----- Given data -----
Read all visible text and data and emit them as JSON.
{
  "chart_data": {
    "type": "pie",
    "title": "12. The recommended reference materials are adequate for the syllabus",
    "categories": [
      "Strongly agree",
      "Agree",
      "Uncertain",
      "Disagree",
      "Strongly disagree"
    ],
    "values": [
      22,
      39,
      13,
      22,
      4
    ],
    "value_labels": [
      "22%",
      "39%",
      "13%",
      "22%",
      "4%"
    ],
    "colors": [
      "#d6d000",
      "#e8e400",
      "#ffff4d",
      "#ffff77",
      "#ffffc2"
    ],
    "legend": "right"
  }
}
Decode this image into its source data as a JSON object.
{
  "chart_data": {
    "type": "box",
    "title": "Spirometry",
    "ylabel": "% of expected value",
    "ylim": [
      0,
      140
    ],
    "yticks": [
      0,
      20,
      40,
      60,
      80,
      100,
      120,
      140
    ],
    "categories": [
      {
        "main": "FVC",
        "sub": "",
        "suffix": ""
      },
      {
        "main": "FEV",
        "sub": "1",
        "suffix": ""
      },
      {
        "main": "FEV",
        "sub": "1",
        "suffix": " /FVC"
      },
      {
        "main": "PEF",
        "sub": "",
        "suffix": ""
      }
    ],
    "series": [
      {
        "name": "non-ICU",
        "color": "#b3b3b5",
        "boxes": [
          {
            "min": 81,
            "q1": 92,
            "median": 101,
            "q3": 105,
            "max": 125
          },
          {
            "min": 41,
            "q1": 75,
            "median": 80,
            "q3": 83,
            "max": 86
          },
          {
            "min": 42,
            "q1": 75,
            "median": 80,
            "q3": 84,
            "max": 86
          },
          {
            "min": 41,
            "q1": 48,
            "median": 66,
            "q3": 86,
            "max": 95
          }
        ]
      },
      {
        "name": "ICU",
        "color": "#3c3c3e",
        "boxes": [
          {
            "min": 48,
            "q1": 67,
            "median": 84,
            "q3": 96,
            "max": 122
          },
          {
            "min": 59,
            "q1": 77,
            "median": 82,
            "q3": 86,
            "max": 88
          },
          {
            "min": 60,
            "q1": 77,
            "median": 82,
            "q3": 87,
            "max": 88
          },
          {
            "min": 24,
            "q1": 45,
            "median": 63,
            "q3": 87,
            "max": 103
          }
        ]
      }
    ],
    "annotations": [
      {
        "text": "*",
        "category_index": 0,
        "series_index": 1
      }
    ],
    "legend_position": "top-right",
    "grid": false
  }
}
-----
→ Challenge:
Take every line from the records above that has the word "right" and copy it.

→ Answer for the task:
    "legend": "right"
    "legend_position": "top-right",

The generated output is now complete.